* Exercise instructions: Output all of the entries exactly as written.

Dataset items:
>> begin
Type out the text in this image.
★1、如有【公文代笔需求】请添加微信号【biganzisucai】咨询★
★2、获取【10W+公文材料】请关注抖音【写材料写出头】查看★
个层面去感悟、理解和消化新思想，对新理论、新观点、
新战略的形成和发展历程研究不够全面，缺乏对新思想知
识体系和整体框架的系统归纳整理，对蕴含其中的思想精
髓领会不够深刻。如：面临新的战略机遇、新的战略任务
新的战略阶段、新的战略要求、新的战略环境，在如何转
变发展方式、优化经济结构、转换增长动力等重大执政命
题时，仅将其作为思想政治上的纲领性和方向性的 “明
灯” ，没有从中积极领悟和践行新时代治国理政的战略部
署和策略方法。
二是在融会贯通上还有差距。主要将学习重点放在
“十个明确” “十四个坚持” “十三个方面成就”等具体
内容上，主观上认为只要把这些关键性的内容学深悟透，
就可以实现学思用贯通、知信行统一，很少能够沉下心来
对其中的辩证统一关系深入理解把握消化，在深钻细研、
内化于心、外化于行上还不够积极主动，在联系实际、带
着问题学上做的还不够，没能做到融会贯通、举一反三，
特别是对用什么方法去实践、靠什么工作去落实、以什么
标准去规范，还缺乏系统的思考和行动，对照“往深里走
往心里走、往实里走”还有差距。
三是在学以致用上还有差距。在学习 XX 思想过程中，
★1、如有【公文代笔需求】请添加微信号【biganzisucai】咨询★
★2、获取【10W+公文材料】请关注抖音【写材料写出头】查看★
>> end
* The result:
Type out the text in this image.
★1、如有【公文代笔需求】请添加微信号【biganzisucai】咨询★
★2、获取【10W+公文材料】请关注抖音【写材料写出头】查看★
个层面去感悟、理解和消化新思想，对新理论、新观点、
新战略的形成和发展历程研究不够全面，缺乏对新思想知
识体系和整体框架的系统归纳整理，对蕴含其中的思想精
髓领会不够深刻。如：面临新的战略机遇、新的战略任务
新的战略阶段、新的战略要求、新的战略环境，在如何转
变发展方式、优化经济结构、转换增长动力等重大执政命
题时，仅将其作为思想政治上的纲领性和方向性的 “明
灯” ，没有从中积极领悟和践行新时代治国理政的战略部
署和策略方法。
二是在融会贯通上还有差距。主要将学习重点放在
“十个明确” “十四个坚持” “十三个方面成就”等具体
内容上，主观上认为只要把这些关键性的内容学深悟透，
就可以实现学思用贯通、知信行统一，很少能够沉下心来
对其中的辩证统一关系深入理解把握消化，在深钻细研、
内化于心、外化于行上还不够积极主动，在联系实际、带
着问题学上做的还不够，没能做到融会贯通、举一反三，
特别是对用什么方法去实践、靠什么工作去落实、以什么
标准去规范，还缺乏系统的思考和行动，对照“往深里走
往心里走、往实里走”还有差距。
三是在学以致用上还有差距。在学习 XX 思想过程中，
★1、如有【公文代笔需求】请添加微信号【biganzisucai】咨询★
★2、获取【10W+公文材料】请关注抖音【写材料写出头】查看★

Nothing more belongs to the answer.